Instructions for the task:
Search the records for the word "could" and report each line that has it.

Supplied records:
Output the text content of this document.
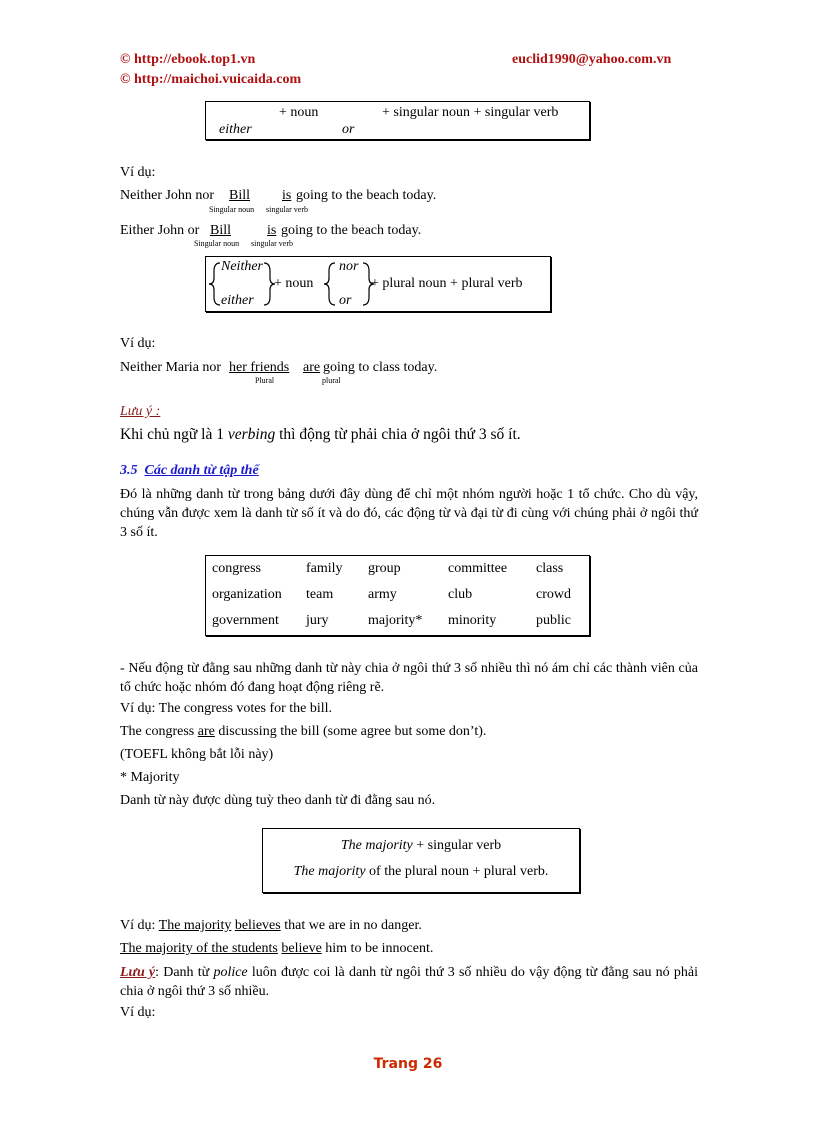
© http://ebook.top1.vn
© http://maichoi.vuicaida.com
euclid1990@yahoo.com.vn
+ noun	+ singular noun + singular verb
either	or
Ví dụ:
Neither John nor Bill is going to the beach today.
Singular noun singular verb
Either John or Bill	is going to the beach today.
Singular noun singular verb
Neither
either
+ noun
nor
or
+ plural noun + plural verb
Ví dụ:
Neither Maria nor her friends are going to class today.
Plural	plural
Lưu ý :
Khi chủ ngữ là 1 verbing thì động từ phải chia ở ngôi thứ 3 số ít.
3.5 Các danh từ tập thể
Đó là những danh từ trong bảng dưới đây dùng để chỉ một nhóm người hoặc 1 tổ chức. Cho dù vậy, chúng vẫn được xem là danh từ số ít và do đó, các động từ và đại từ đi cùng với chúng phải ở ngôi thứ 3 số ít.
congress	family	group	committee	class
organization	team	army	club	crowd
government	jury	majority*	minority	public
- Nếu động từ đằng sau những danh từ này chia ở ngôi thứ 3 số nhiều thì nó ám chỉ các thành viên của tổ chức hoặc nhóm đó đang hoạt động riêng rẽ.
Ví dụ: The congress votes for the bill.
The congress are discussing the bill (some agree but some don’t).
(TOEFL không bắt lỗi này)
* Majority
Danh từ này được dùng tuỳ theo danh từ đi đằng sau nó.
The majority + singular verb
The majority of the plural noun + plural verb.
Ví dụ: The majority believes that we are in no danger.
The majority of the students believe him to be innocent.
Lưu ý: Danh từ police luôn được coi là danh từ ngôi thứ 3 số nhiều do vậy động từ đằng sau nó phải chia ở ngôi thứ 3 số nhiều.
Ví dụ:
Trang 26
* * *
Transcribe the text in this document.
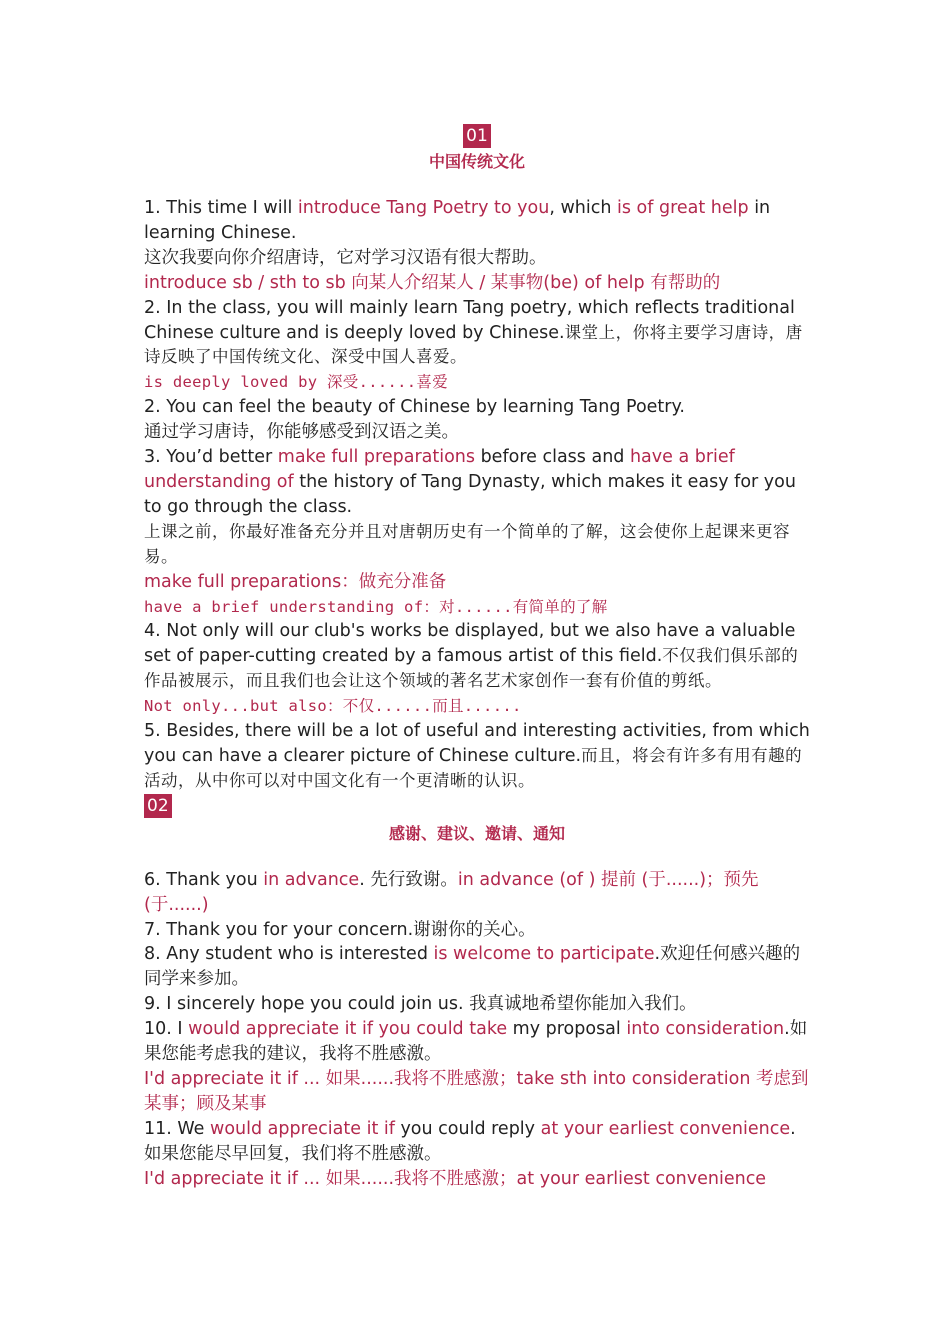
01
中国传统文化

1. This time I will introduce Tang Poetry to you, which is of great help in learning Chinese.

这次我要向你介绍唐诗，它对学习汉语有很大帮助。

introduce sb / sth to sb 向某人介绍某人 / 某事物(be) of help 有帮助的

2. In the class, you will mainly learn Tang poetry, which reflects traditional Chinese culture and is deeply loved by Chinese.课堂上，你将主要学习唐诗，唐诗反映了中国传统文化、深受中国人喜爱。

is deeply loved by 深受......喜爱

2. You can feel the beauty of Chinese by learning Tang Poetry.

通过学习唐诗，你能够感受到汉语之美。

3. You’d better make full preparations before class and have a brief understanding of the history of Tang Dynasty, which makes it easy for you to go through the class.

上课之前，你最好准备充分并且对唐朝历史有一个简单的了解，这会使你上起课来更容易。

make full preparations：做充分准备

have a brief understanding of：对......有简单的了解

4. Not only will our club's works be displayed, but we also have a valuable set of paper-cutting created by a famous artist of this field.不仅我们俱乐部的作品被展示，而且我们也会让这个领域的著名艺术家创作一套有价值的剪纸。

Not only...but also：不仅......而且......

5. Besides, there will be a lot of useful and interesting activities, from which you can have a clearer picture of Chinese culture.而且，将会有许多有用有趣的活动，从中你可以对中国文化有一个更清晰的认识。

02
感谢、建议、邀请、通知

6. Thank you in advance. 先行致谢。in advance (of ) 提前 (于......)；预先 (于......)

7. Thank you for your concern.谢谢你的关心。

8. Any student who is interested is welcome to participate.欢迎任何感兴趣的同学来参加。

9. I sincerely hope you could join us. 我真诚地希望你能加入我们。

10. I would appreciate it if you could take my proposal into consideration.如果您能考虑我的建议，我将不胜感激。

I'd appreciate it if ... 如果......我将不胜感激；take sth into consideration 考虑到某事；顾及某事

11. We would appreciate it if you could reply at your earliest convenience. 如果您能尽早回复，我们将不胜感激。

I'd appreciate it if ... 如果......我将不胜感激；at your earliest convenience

Task response:
9. I sincerely hope you could join us. 我真诚地希望你能加入我们。
10. I would appreciate it if you could take my proposal into consideration.如果您能考虑我的建议，我将不胜感激。
11. We would appreciate it if you could reply at your earliest convenience. 如果您能尽早回复，我们将不胜感激。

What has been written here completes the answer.